» **Written instruction**: Your task is to write out the complete listing exactly as it is shown.

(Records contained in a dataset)
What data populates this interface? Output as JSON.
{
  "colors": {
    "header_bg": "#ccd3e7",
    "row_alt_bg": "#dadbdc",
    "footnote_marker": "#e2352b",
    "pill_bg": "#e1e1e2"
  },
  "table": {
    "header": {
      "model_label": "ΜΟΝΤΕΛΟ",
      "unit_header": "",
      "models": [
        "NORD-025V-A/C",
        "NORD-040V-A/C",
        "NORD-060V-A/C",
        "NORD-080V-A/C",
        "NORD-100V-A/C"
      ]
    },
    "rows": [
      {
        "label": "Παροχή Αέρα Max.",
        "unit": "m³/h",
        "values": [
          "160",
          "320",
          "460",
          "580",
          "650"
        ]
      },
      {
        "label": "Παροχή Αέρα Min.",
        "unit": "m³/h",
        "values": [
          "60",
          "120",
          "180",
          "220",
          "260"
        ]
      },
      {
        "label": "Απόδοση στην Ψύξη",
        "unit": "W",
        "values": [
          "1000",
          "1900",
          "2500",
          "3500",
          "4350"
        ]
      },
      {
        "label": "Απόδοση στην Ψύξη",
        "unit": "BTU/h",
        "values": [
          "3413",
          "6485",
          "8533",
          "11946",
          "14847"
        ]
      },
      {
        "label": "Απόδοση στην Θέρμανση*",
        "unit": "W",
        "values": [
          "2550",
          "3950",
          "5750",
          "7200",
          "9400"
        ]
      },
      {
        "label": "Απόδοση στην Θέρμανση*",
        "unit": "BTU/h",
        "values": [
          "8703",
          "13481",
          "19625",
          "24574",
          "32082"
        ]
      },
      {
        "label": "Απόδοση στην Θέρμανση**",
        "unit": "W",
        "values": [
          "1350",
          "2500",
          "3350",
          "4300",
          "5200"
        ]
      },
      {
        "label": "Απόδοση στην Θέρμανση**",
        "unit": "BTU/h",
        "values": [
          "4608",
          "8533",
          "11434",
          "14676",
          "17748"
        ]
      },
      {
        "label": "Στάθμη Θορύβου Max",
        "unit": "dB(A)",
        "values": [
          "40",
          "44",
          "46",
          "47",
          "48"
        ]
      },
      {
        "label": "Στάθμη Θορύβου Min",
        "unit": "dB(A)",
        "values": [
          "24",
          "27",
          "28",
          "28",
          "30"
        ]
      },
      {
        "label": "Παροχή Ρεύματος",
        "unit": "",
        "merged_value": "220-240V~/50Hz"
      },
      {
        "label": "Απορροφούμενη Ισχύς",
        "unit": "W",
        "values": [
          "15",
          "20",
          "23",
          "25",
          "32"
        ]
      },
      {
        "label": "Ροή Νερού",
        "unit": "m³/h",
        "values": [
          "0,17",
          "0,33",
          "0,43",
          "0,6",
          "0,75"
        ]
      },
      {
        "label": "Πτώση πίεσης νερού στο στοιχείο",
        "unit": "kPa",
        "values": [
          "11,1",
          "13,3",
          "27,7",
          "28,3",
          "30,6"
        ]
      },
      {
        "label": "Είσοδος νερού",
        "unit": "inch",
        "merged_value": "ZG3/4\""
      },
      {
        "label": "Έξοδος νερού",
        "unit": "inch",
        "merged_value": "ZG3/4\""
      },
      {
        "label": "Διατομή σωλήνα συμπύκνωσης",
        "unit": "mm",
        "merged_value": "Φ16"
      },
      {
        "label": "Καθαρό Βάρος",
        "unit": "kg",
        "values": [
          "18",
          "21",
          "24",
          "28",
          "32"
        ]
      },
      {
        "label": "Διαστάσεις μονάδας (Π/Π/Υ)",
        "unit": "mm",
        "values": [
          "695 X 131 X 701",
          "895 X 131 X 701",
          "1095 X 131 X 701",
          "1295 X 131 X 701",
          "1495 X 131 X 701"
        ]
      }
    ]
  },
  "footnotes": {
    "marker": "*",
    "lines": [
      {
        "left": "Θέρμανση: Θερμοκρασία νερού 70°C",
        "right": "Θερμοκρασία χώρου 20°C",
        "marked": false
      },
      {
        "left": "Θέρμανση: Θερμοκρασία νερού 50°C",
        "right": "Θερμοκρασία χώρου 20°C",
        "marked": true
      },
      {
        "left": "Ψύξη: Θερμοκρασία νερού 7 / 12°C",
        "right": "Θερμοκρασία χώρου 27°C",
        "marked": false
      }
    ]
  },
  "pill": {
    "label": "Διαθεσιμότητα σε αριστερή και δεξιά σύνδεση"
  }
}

» **Completed exercise**:
What data populates this interface? Output as JSON.
{
  "colors": {
    "header_bg": "#ccd3e7",
    "row_alt_bg": "#dadbdc",
    "footnote_marker": "#e2352b",
    "pill_bg": "#e1e1e2"
  },
  "table": {
    "header": {
      "model_label": "ΜΟΝΤΕΛΟ",
      "unit_header": "",
      "models": [
        "NORD-025V-A/C",
        "NORD-040V-A/C",
        "NORD-060V-A/C",
        "NORD-080V-A/C",
        "NORD-100V-A/C"
      ]
    },
    "rows": [
      {
        "label": "Παροχή Αέρα Max.",
        "unit": "m³/h",
        "values": [
          "160",
          "320",
          "460",
          "580",
          "650"
        ]
      },
      {
        "label": "Παροχή Αέρα Min.",
        "unit": "m³/h",
        "values": [
          "60",
          "120",
          "180",
          "220",
          "260"
        ]
      },
      {
        "label": "Απόδοση στην Ψύξη",
        "unit": "W",
        "values": [
          "1000",
          "1900",
          "2500",
          "3500",
          "4350"
        ]
      },
      {
        "label": "Απόδοση στην Ψύξη",
        "unit": "BTU/h",
        "values": [
          "3413",
          "6485",
          "8533",
          "11946",
          "14847"
        ]
      },
      {
        "label": "Απόδοση στην Θέρμανση*",
        "unit": "W",
        "values": [
          "2550",
          "3950",
          "5750",
          "7200",
          "9400"
        ]
      },
      {
        "label": "Απόδοση στην Θέρμανση*",
        "unit": "BTU/h",
        "values": [
          "8703",
          "13481",
          "19625",
          "24574",
          "32082"
        ]
      },
      {
        "label": "Απόδοση στην Θέρμανση**",
        "unit": "W",
        "values": [
          "1350",
          "2500",
          "3350",
          "4300",
          "5200"
        ]
      },
      {
        "label": "Απόδοση στην Θέρμανση**",
        "unit": "BTU/h",
        "values": [
          "4608",
          "8533",
          "11434",
          "14676",
          "17748"
        ]
      },
      {
        "label": "Στάθμη Θορύβου Max",
        "unit": "dB(A)",
        "values": [
          "40",
          "44",
          "46",
          "47",
          "48"
        ]
      },
      {
        "label": "Στάθμη Θορύβου Min",
        "unit": "dB(A)",
        "values": [
          "24",
          "27",
          "28",
          "28",
          "30"
        ]
      },
      {
        "label": "Παροχή Ρεύματος",
        "unit": "",
        "merged_value": "220-240V~/50Hz"
      },
      {
        "label": "Απορροφούμενη Ισχύς",
        "unit": "W",
        "values": [
          "15",
          "20",
          "23",
          "25",
          "32"
        ]
      },
      {
        "label": "Ροή Νερού",
        "unit": "m³/h",
        "values": [
          "0,17",
          "0,33",
          "0,43",
          "0,6",
          "0,75"
        ]
      },
      {
        "label": "Πτώση πίεσης νερού στο στοιχείο",
        "unit": "kPa",
        "values": [
          "11,1",
          "13,3",
          "27,7",
          "28,3",
          "30,6"
        ]
      },
      {
        "label": "Είσοδος νερού",
        "unit": "inch",
        "merged_value": "ZG3/4\""
      },
      {
        "label": "Έξοδος νερού",
        "unit": "inch",
        "merged_value": "ZG3/4\""
      },
      {
        "label": "Διατομή σωλήνα συμπύκνωσης",
        "unit": "mm",
        "merged_value": "Φ16"
      },
      {
        "label": "Καθαρό Βάρος",
        "unit": "kg",
        "values": [
          "18",
          "21",
          "24",
          "28",
          "32"
        ]
      },
      {
        "label": "Διαστάσεις μονάδας (Π/Π/Υ)",
        "unit": "mm",
        "values": [
          "695 X 131 X 701",
          "895 X 131 X 701",
          "1095 X 131 X 701",
          "1295 X 131 X 701",
          "1495 X 131 X 701"
        ]
      }
    ]
  },
  "footnotes": {
    "marker": "*",
    "lines": [
      {
        "left": "Θέρμανση: Θερμοκρασία νερού 70°C",
        "right": "Θερμοκρασία χώρου 20°C",
        "marked": false
      },
      {
        "left": "Θέρμανση: Θερμοκρασία νερού 50°C",
        "right": "Θερμοκρασία χώρου 20°C",
        "marked": true
      },
      {
        "left": "Ψύξη: Θερμοκρασία νερού 7 / 12°C",
        "right": "Θερμοκρασία χώρου 27°C",
        "marked": false
      }
    ]
  },
  "pill": {
    "label": "Διαθεσιμότητα σε αριστερή και δεξιά σύνδεση"
  }
}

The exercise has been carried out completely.